→ **Complete the following**:
#1 Reproduce the passage on diagnosing and treating mental disorders, starting with "Ultimately, this debate" and going on through "treated by psychotherapists.".
#2 List every profession named in the passage on diagnosing and treating mental disorders.
#3 According to the passage on diagnosing and treating mental disorders, what method is most appropriate for rendering diagnoses?

─── Text

Ultimately, this debate can be resolved by science and not by politics. Diagnoses are most appropriately rendered using structured diagnostic interviews (i.e., a psychological process, not a medical process), which psychiatrists and psychologists have equal training to use (social workers could use these interviews as well if they have appropriate training in psychopathology and psychological diagnosis). Mental disorders should be treated using empirically supported treatments, and whoever has the appropriate training to provide these treatments should provide them. Some mental conditions are best treated by physicians and most others best treated by psychotherapists.

──────
─── Information supplied

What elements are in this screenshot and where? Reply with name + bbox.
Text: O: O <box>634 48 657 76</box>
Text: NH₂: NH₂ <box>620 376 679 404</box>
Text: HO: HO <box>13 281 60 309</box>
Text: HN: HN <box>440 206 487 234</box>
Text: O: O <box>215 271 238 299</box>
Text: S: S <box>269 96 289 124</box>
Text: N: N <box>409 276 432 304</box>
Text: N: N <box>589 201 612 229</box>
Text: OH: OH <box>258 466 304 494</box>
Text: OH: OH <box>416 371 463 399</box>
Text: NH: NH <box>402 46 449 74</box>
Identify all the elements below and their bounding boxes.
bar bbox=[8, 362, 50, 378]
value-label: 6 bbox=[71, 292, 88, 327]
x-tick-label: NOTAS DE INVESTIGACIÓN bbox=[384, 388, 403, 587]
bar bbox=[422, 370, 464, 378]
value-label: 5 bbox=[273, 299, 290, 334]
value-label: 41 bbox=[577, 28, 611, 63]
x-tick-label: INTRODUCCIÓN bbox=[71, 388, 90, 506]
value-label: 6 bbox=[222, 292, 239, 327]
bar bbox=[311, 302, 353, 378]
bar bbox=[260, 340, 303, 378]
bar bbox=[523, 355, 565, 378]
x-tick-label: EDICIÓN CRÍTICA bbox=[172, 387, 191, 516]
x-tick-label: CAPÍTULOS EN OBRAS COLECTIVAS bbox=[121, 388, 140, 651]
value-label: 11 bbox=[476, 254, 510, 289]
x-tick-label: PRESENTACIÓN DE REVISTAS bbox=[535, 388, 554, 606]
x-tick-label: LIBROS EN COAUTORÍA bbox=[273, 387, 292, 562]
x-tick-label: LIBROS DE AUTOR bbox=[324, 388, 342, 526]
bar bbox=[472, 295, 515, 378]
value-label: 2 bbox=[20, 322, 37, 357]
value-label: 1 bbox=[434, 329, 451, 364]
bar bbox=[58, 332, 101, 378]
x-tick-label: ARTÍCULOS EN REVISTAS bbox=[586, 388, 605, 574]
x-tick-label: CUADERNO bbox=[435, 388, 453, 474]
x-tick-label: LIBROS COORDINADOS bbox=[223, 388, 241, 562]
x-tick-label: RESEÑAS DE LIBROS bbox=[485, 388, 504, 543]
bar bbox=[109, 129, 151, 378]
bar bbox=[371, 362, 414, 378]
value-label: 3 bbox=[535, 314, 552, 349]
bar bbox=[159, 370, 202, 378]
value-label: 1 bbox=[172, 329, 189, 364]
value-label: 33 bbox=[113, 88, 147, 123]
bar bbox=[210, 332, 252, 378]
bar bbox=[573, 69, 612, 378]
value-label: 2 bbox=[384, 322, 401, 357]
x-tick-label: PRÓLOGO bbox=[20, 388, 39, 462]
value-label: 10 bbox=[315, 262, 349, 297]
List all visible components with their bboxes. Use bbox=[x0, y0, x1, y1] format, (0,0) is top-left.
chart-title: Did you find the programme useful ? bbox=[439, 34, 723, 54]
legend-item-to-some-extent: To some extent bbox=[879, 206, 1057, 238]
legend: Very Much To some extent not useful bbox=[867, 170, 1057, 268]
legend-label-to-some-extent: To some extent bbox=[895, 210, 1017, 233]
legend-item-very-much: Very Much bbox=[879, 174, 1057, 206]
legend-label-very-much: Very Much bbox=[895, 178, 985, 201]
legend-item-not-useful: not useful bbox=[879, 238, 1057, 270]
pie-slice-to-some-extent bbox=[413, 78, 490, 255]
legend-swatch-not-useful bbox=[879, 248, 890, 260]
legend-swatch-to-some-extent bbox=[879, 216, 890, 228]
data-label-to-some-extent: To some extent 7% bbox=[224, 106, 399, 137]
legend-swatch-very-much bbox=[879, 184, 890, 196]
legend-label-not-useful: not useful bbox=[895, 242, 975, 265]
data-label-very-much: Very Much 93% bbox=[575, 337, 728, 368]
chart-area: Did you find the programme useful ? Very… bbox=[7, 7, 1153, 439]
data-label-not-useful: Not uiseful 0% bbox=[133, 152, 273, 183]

──────

→ **Answers to the tasks**:
#1
Ultimately, this debate can be resolved by science and not by politics. Diagnoses are most appropriately rendered using structured diagnostic interviews (i.e., a psychological process, not a medical process), which psychiatrists and psychologists have equal training to use (social workers could use these interviews as well if they have appropriate training in psychopathology and psychological diagnosis). Mental disorders should be treated using empirically supported treatments, and whoever has the appropriate training to provide these treatments should provide them. Some mental conditions are best treated by physicians and most others best treated by psychotherapists.

#2 psychiatrists, psychologists, social workers, physicians, psychotherapists

#3 Structured diagnostic interviews.